> Given request: Find and copy lines holding "JSON".

[Figure dataset records]
>> start
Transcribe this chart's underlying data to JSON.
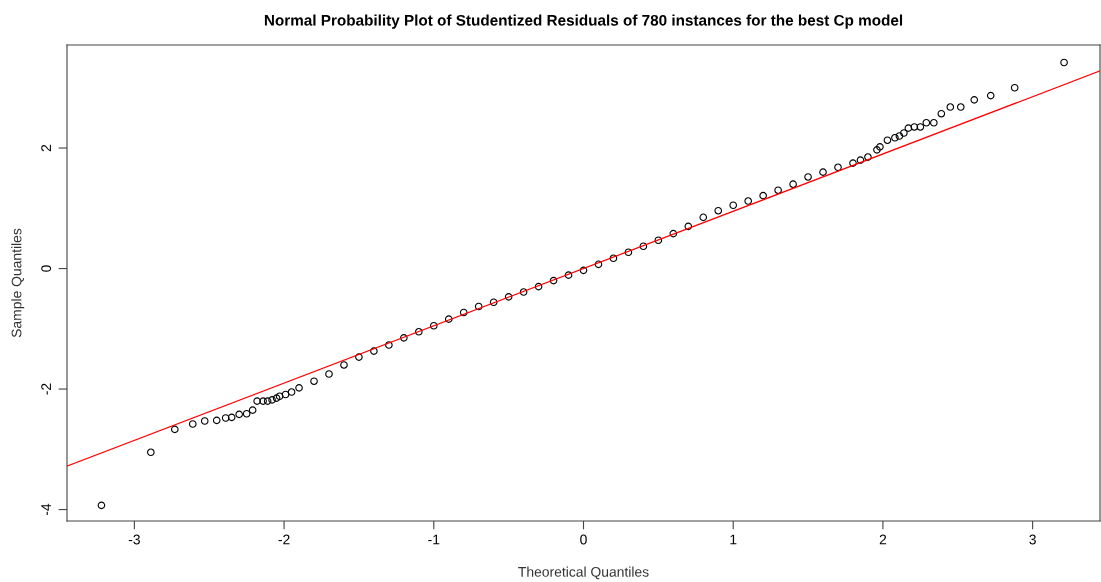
{
  "chart_data": {
    "type": "scatter",
    "title": "Normal Probability Plot of Studentized Residuals of 780 instances for the best Cp model",
    "xlabel": "Theoretical Quantiles",
    "ylabel": "Sample Quantiles",
    "xlim": [
      -3.45,
      3.45
    ],
    "ylim": [
      -4.19,
      3.71
    ],
    "xticks": [
      -3,
      -2,
      -1,
      0,
      1,
      2,
      3
    ],
    "yticks": [
      -4,
      -2,
      0,
      2
    ],
    "grid": false,
    "legend": false,
    "series": [
      {
        "marker": "circle",
        "color": "#000000",
        "x": [
          -3.22,
          -2.89,
          -2.73,
          -2.61,
          -2.53,
          -2.45,
          -2.39,
          -2.35,
          -2.3,
          -2.25,
          -2.21,
          -2.18,
          -2.14,
          -2.11,
          -2.08,
          -2.05,
          -2.03,
          -1.99,
          -1.95,
          -1.9,
          -1.8,
          -1.7,
          -1.6,
          -1.5,
          -1.4,
          -1.3,
          -1.2,
          -1.1,
          -1.0,
          -0.9,
          -0.8,
          -0.7,
          -0.6,
          -0.5,
          -0.4,
          -0.3,
          -0.2,
          -0.1,
          0,
          0.1,
          0.2,
          0.3,
          0.4,
          0.5,
          0.6,
          0.7,
          0.8,
          0.9,
          1.0,
          1.1,
          1.2,
          1.3,
          1.4,
          1.5,
          1.6,
          1.7,
          1.8,
          1.85,
          1.9,
          1.96,
          1.98,
          2.03,
          2.08,
          2.11,
          2.14,
          2.17,
          2.21,
          2.25,
          2.29,
          2.34,
          2.39,
          2.45,
          2.52,
          2.61,
          2.72,
          2.88,
          3.21
        ],
        "values": [
          -3.93,
          -3.05,
          -2.67,
          -2.58,
          -2.53,
          -2.52,
          -2.48,
          -2.47,
          -2.42,
          -2.41,
          -2.35,
          -2.2,
          -2.2,
          -2.2,
          -2.18,
          -2.15,
          -2.12,
          -2.09,
          -2.05,
          -1.98,
          -1.87,
          -1.75,
          -1.6,
          -1.47,
          -1.37,
          -1.27,
          -1.15,
          -1.05,
          -0.95,
          -0.84,
          -0.73,
          -0.63,
          -0.56,
          -0.47,
          -0.39,
          -0.3,
          -0.2,
          -0.11,
          -0.03,
          0.07,
          0.17,
          0.27,
          0.37,
          0.47,
          0.58,
          0.7,
          0.85,
          0.96,
          1.05,
          1.12,
          1.21,
          1.3,
          1.4,
          1.52,
          1.6,
          1.68,
          1.75,
          1.8,
          1.85,
          1.97,
          2.02,
          2.13,
          2.17,
          2.2,
          2.25,
          2.33,
          2.35,
          2.35,
          2.42,
          2.42,
          2.57,
          2.68,
          2.68,
          2.8,
          2.87,
          3.0,
          3.42
        ]
      },
      {
        "type": "line",
        "marker": "none",
        "color": "#ff0000",
        "x": [
          -3.45,
          3.45
        ],
        "values": [
          -3.28,
          3.28
        ]
      }
    ]
  }
}
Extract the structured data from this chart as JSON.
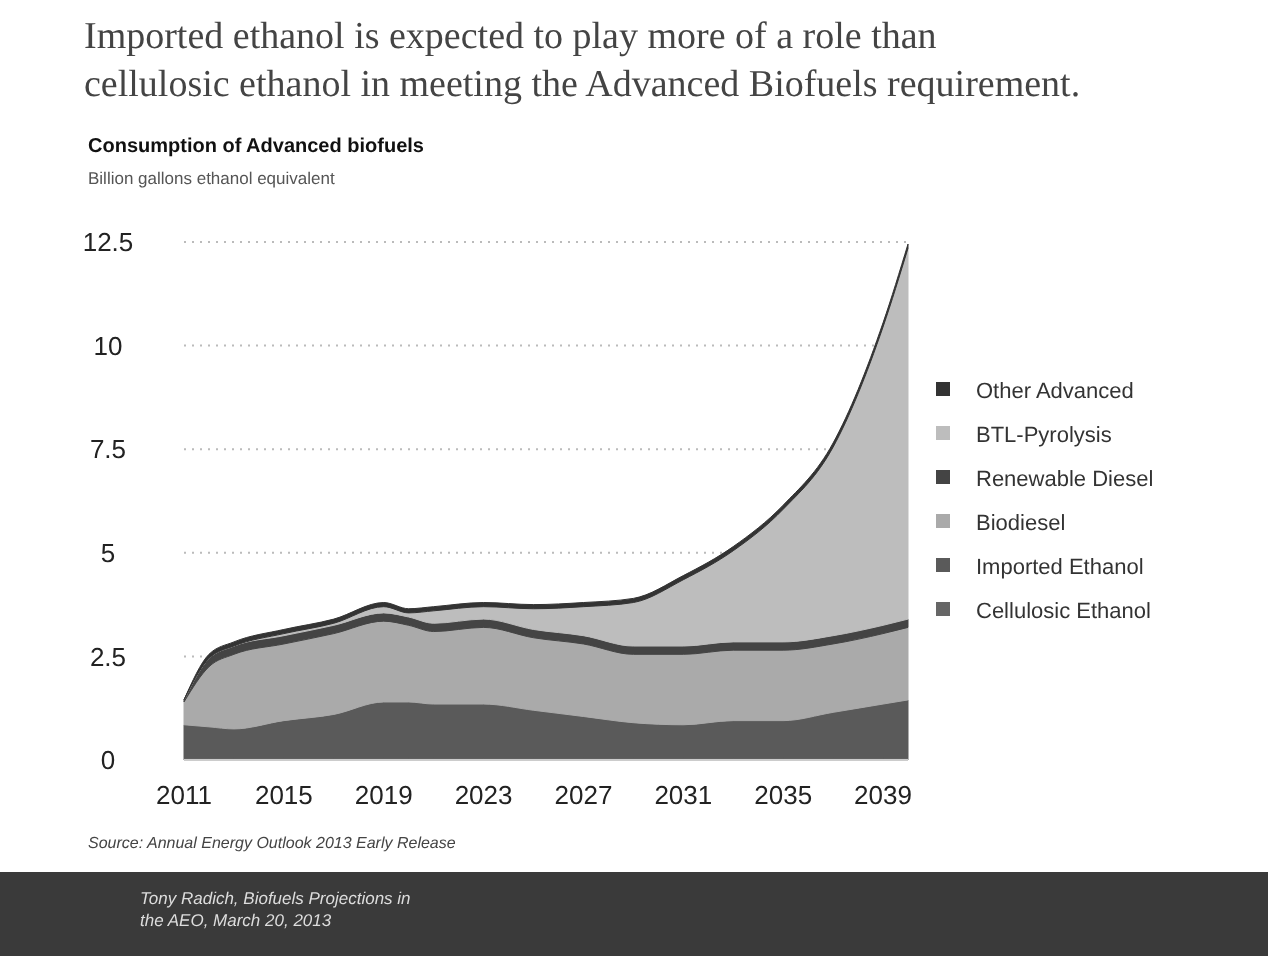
>> end
> The solution:
Transcribe this chart's underlying data to JSON.
Extract the structured data from this chart as JSON.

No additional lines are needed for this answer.